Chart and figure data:
======

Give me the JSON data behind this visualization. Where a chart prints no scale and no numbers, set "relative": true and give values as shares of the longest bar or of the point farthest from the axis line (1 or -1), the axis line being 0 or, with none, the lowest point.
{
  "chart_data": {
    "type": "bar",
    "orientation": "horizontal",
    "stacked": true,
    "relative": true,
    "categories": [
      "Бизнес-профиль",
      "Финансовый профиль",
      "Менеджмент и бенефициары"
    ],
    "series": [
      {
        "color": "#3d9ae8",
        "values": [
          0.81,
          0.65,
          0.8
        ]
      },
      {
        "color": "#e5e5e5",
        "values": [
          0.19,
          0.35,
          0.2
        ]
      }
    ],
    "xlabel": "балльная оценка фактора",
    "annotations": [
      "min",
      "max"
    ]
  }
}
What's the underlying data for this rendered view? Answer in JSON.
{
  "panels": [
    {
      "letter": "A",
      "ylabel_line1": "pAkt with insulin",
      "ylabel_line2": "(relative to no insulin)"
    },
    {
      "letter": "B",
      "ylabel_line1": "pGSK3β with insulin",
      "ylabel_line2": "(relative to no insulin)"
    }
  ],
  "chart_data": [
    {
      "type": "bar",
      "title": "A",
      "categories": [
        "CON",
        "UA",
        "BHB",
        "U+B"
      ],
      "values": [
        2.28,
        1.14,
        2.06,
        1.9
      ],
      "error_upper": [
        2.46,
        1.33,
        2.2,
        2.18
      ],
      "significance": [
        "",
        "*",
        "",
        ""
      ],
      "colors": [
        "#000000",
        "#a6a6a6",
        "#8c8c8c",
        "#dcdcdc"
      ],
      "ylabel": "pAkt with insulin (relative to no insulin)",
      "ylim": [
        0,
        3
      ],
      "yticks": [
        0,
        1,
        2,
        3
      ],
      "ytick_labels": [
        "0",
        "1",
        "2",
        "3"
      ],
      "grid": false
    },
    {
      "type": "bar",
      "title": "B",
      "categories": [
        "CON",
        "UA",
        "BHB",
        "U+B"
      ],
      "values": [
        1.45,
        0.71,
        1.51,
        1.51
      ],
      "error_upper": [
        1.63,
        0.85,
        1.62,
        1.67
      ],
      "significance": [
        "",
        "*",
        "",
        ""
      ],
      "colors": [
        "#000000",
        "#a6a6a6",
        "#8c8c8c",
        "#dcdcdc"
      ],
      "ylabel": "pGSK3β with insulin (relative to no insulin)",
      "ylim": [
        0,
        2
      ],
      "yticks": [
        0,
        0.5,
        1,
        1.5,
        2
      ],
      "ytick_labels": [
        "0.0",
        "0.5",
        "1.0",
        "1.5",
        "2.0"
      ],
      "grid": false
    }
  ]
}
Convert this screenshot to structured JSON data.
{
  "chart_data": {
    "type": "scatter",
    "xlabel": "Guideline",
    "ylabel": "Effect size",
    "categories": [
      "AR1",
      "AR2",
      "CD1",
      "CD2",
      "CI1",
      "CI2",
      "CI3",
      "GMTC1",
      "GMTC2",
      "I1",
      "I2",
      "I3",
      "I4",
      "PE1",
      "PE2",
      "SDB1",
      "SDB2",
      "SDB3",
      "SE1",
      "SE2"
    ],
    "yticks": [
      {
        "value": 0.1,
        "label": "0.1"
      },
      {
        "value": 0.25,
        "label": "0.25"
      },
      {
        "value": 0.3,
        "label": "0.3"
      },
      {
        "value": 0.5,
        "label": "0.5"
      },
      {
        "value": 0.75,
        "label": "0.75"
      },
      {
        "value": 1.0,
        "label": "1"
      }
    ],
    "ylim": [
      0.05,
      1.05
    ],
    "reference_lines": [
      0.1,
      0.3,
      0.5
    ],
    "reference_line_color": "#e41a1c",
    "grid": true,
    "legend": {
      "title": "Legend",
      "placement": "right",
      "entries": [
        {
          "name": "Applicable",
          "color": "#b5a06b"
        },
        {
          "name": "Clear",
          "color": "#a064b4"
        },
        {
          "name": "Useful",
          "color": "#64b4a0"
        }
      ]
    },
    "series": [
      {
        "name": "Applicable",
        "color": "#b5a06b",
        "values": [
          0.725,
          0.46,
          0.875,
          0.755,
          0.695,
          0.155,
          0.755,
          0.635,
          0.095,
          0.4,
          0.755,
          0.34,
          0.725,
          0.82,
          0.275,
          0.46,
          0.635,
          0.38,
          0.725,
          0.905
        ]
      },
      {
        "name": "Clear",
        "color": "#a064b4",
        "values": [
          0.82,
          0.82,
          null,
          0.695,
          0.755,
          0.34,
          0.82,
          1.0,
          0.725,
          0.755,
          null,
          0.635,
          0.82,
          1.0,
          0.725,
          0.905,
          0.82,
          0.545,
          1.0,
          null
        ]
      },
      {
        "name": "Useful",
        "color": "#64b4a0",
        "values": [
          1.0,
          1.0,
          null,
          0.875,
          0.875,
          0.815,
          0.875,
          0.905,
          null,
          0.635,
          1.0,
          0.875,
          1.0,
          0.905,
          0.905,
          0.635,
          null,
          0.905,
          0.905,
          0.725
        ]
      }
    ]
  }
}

======

Reproduce the records word for word.

Give me the JSON data behind this visualization. Where a chart prints no scale and no numbers, set "relative": true and give values as shares of the longest bar or of the point farthest from the axis line (1 or -1), the axis line being 0 or, with none, the lowest point.
{
  "chart_data": {
    "type": "bar",
    "orientation": "horizontal",
    "stacked": true,
    "relative": true,
    "categories": [
      "Бизнес-профиль",
      "Финансовый профиль",
      "Менеджмент и бенефициары"
    ],
    "series": [
      {
        "color": "#3d9ae8",
        "values": [
          0.81,
          0.65,
          0.8
        ]
      },
      {
        "color": "#e5e5e5",
        "values": [
          0.19,
          0.35,
          0.2
        ]
      }
    ],
    "xlabel": "балльная оценка фактора",
    "annotations": [
      "min",
      "max"
    ]
  }
}
What's the underlying data for this rendered view? Answer in JSON.
{
  "panels": [
    {
      "letter": "A",
      "ylabel_line1": "pAkt with insulin",
      "ylabel_line2": "(relative to no insulin)"
    },
    {
      "letter": "B",
      "ylabel_line1": "pGSK3β with insulin",
      "ylabel_line2": "(relative to no insulin)"
    }
  ],
  "chart_data": [
    {
      "type": "bar",
      "title": "A",
      "categories": [
        "CON",
        "UA",
        "BHB",
        "U+B"
      ],
      "values": [
        2.28,
        1.14,
        2.06,
        1.9
      ],
      "error_upper": [
        2.46,
        1.33,
        2.2,
        2.18
      ],
      "significance": [
        "",
        "*",
        "",
        ""
      ],
      "colors": [
        "#000000",
        "#a6a6a6",
        "#8c8c8c",
        "#dcdcdc"
      ],
      "ylabel": "pAkt with insulin (relative to no insulin)",
      "ylim": [
        0,
        3
      ],
      "yticks": [
        0,
        1,
        2,
        3
      ],
      "ytick_labels": [
        "0",
        "1",
        "2",
        "3"
      ],
      "grid": false
    },
    {
      "type": "bar",
      "title": "B",
      "categories": [
        "CON",
        "UA",
        "BHB",
        "U+B"
      ],
      "values": [
        1.45,
        0.71,
        1.51,
        1.51
      ],
      "error_upper": [
        1.63,
        0.85,
        1.62,
        1.67
      ],
      "significance": [
        "",
        "*",
        "",
        ""
      ],
      "colors": [
        "#000000",
        "#a6a6a6",
        "#8c8c8c",
        "#dcdcdc"
      ],
      "ylabel": "pGSK3β with insulin (relative to no insulin)",
      "ylim": [
        0,
        2
      ],
      "yticks": [
        0,
        0.5,
        1,
        1.5,
        2
      ],
      "ytick_labels": [
        "0.0",
        "0.5",
        "1.0",
        "1.5",
        "2.0"
      ],
      "grid": false
    }
  ]
}
Convert this screenshot to structured JSON data.
{
  "chart_data": {
    "type": "scatter",
    "xlabel": "Guideline",
    "ylabel": "Effect size",
    "categories": [
      "AR1",
      "AR2",
      "CD1",
      "CD2",
      "CI1",
      "CI2",
      "CI3",
      "GMTC1",
      "GMTC2",
      "I1",
      "I2",
      "I3",
      "I4",
      "PE1",
      "PE2",
      "SDB1",
      "SDB2",
      "SDB3",
      "SE1",
      "SE2"
    ],
    "yticks": [
      {
        "value": 0.1,
        "label": "0.1"
      },
      {
        "value": 0.25,
        "label": "0.25"
      },
      {
        "value": 0.3,
        "label": "0.3"
      },
      {
        "value": 0.5,
        "label": "0.5"
      },
      {
        "value": 0.75,
        "label": "0.75"
      },
      {
        "value": 1.0,
        "label": "1"
      }
    ],
    "ylim": [
      0.05,
      1.05
    ],
    "reference_lines": [
      0.1,
      0.3,
      0.5
    ],
    "reference_line_color": "#e41a1c",
    "grid": true,
    "legend": {
      "title": "Legend",
      "placement": "right",
      "entries": [
        {
          "name": "Applicable",
          "color": "#b5a06b"
        },
        {
          "name": "Clear",
          "color": "#a064b4"
        },
        {
          "name": "Useful",
          "color": "#64b4a0"
        }
      ]
    },
    "series": [
      {
        "name": "Applicable",
        "color": "#b5a06b",
        "values": [
          0.725,
          0.46,
          0.875,
          0.755,
          0.695,
          0.155,
          0.755,
          0.635,
          0.095,
          0.4,
          0.755,
          0.34,
          0.725,
          0.82,
          0.275,
          0.46,
          0.635,
          0.38,
          0.725,
          0.905
        ]
      },
      {
        "name": "Clear",
        "color": "#a064b4",
        "values": [
          0.82,
          0.82,
          null,
          0.695,
          0.755,
          0.34,
          0.82,
          1.0,
          0.725,
          0.755,
          null,
          0.635,
          0.82,
          1.0,
          0.725,
          0.905,
          0.82,
          0.545,
          1.0,
          null
        ]
      },
      {
        "name": "Useful",
        "color": "#64b4a0",
        "values": [
          1.0,
          1.0,
          null,
          0.875,
          0.875,
          0.815,
          0.875,
          0.905,
          null,
          0.635,
          1.0,
          0.875,
          1.0,
          0.905,
          0.905,
          0.635,
          null,
          0.905,
          0.905,
          0.725
        ]
      }
    ]
  }
}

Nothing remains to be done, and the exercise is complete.